+++ Source data +++

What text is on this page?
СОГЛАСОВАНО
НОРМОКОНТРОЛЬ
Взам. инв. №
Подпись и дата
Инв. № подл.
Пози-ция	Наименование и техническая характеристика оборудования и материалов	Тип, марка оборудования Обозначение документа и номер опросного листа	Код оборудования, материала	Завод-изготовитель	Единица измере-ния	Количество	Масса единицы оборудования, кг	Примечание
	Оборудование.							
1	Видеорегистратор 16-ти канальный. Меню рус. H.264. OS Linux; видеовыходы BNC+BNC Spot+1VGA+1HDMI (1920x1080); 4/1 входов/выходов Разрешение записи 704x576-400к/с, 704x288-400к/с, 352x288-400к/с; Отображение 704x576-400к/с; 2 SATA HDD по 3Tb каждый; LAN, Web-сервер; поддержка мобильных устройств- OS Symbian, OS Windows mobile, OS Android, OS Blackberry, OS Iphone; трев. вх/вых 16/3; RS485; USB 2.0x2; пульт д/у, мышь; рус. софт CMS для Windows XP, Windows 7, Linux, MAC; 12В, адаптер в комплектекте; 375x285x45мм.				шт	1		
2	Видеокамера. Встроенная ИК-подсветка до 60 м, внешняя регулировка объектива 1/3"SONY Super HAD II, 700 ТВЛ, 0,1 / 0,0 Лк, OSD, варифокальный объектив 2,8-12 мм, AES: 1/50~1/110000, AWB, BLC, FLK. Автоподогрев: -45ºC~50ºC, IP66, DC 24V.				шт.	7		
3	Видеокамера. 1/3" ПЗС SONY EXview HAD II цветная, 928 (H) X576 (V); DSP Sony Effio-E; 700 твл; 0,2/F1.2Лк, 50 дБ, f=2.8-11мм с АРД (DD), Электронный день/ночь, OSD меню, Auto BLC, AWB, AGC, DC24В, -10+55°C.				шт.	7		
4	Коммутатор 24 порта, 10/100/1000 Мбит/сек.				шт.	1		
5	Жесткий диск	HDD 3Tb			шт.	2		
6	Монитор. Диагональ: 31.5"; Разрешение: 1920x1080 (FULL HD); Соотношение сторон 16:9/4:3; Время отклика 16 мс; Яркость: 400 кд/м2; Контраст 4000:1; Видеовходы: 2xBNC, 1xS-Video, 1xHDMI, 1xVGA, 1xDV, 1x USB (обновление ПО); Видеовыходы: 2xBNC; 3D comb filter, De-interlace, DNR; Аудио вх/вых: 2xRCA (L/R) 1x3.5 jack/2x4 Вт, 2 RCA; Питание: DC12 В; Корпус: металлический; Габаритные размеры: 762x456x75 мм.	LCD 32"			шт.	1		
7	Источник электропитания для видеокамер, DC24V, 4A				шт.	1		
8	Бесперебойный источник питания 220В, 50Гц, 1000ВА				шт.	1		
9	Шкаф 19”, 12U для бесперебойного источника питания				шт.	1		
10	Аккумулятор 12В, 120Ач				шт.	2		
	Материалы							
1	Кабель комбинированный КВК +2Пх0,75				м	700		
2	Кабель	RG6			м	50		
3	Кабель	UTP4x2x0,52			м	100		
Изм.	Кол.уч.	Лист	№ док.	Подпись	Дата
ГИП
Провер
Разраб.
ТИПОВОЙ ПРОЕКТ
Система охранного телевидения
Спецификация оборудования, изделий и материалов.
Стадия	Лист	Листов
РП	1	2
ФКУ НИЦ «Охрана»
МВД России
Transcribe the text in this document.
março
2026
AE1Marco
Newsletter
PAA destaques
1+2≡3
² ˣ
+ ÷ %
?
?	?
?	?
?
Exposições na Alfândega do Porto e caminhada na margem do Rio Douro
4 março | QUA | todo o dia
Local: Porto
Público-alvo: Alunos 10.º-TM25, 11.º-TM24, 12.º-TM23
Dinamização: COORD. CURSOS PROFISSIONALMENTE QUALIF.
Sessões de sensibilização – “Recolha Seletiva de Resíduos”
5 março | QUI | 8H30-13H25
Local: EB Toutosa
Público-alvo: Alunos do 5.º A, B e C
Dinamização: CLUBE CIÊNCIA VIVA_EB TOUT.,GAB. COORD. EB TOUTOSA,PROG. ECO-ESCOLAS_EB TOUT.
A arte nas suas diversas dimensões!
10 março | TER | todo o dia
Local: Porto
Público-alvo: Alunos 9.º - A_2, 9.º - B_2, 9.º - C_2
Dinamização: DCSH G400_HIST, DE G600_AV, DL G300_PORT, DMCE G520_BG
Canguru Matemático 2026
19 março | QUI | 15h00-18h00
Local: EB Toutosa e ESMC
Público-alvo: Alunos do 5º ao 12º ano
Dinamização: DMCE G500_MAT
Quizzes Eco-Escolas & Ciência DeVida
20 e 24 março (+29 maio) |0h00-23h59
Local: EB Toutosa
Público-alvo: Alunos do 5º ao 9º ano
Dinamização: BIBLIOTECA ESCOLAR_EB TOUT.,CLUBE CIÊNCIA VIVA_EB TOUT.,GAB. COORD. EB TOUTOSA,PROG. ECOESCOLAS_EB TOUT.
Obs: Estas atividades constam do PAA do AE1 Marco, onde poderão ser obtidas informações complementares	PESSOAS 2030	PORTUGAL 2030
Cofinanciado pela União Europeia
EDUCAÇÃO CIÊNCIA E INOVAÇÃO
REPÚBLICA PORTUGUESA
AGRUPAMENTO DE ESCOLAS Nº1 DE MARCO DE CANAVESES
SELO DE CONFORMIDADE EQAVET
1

+++

▶ _Goal of the exercise_: Retype every record above exactly as it appears.

▶ _Reply_:
What text is on this page?
СОГЛАСОВАНО
НОРМОКОНТРОЛЬ
Взам. инв. №
Подпись и дата
Инв. № подл.
Пози-ция	Наименование и техническая характеристика оборудования и материалов	Тип, марка оборудования Обозначение документа и номер опросного листа	Код оборудования, материала	Завод-изготовитель	Единица измере-ния	Количество	Масса единицы оборудования, кг	Примечание
	Оборудование.							
1	Видеорегистратор 16-ти канальный. Меню рус. H.264. OS Linux; видеовыходы BNC+BNC Spot+1VGA+1HDMI (1920x1080); 4/1 входов/выходов Разрешение записи 704x576-400к/с, 704x288-400к/с, 352x288-400к/с; Отображение 704x576-400к/с; 2 SATA HDD по 3Tb каждый; LAN, Web-сервер; поддержка мобильных устройств- OS Symbian, OS Windows mobile, OS Android, OS Blackberry, OS Iphone; трев. вх/вых 16/3; RS485; USB 2.0x2; пульт д/у, мышь; рус. софт CMS для Windows XP, Windows 7, Linux, MAC; 12В, адаптер в комплектекте; 375x285x45мм.				шт	1		
2	Видеокамера. Встроенная ИК-подсветка до 60 м, внешняя регулировка объектива 1/3"SONY Super HAD II, 700 ТВЛ, 0,1 / 0,0 Лк, OSD, варифокальный объектив 2,8-12 мм, AES: 1/50~1/110000, AWB, BLC, FLK. Автоподогрев: -45ºC~50ºC, IP66, DC 24V.				шт.	7		
3	Видеокамера. 1/3" ПЗС SONY EXview HAD II цветная, 928 (H) X576 (V); DSP Sony Effio-E; 700 твл; 0,2/F1.2Лк, 50 дБ, f=2.8-11мм с АРД (DD), Электронный день/ночь, OSD меню, Auto BLC, AWB, AGC, DC24В, -10+55°C.				шт.	7		
4	Коммутатор 24 порта, 10/100/1000 Мбит/сек.				шт.	1		
5	Жесткий диск	HDD 3Tb			шт.	2		
6	Монитор. Диагональ: 31.5"; Разрешение: 1920x1080 (FULL HD); Соотношение сторон 16:9/4:3; Время отклика 16 мс; Яркость: 400 кд/м2; Контраст 4000:1; Видеовходы: 2xBNC, 1xS-Video, 1xHDMI, 1xVGA, 1xDV, 1x USB (обновление ПО); Видеовыходы: 2xBNC; 3D comb filter, De-interlace, DNR; Аудио вх/вых: 2xRCA (L/R) 1x3.5 jack/2x4 Вт, 2 RCA; Питание: DC12 В; Корпус: металлический; Габаритные размеры: 762x456x75 мм.	LCD 32"			шт.	1		
7	Источник электропитания для видеокамер, DC24V, 4A				шт.	1		
8	Бесперебойный источник питания 220В, 50Гц, 1000ВА				шт.	1		
9	Шкаф 19”, 12U для бесперебойного источника питания				шт.	1		
10	Аккумулятор 12В, 120Ач				шт.	2		
	Материалы							
1	Кабель комбинированный КВК +2Пх0,75				м	700		
2	Кабель	RG6			м	50		
3	Кабель	UTP4x2x0,52			м	100		
Изм.	Кол.уч.	Лист	№ док.	Подпись	Дата
ГИП
Провер
Разраб.
ТИПОВОЙ ПРОЕКТ
Система охранного телевидения
Спецификация оборудования, изделий и материалов.
Стадия	Лист	Листов
РП	1	2
ФКУ НИЦ «Охрана»
МВД России
Transcribe the text in this document.
março
2026
AE1Marco
Newsletter
PAA destaques
1+2≡3
² ˣ
+ ÷ %
?
?	?
?	?
?
Exposições na Alfândega do Porto e caminhada na margem do Rio Douro
4 março | QUA | todo o dia
Local: Porto
Público-alvo: Alunos 10.º-TM25, 11.º-TM24, 12.º-TM23
Dinamização: COORD. CURSOS PROFISSIONALMENTE QUALIF.
Sessões de sensibilização – “Recolha Seletiva de Resíduos”
5 março | QUI | 8H30-13H25
Local: EB Toutosa
Público-alvo: Alunos do 5.º A, B e C
Dinamização: CLUBE CIÊNCIA VIVA_EB TOUT.,GAB. COORD. EB TOUTOSA,PROG. ECO-ESCOLAS_EB TOUT.
A arte nas suas diversas dimensões!
10 março | TER | todo o dia
Local: Porto
Público-alvo: Alunos 9.º - A_2, 9.º - B_2, 9.º - C_2
Dinamização: DCSH G400_HIST, DE G600_AV, DL G300_PORT, DMCE G520_BG
Canguru Matemático 2026
19 março | QUI | 15h00-18h00
Local: EB Toutosa e ESMC
Público-alvo: Alunos do 5º ao 12º ano
Dinamização: DMCE G500_MAT
Quizzes Eco-Escolas & Ciência DeVida
20 e 24 março (+29 maio) |0h00-23h59
Local: EB Toutosa
Público-alvo: Alunos do 5º ao 9º ano
Dinamização: BIBLIOTECA ESCOLAR_EB TOUT.,CLUBE CIÊNCIA VIVA_EB TOUT.,GAB. COORD. EB TOUTOSA,PROG. ECOESCOLAS_EB TOUT.
Obs: Estas atividades constam do PAA do AE1 Marco, onde poderão ser obtidas informações complementares	PESSOAS 2030	PORTUGAL 2030
Cofinanciado pela União Europeia
EDUCAÇÃO CIÊNCIA E INOVAÇÃO
REPÚBLICA PORTUGUESA
AGRUPAMENTO DE ESCOLAS Nº1 DE MARCO DE CANAVESES
SELO DE CONFORMIDADE EQAVET
1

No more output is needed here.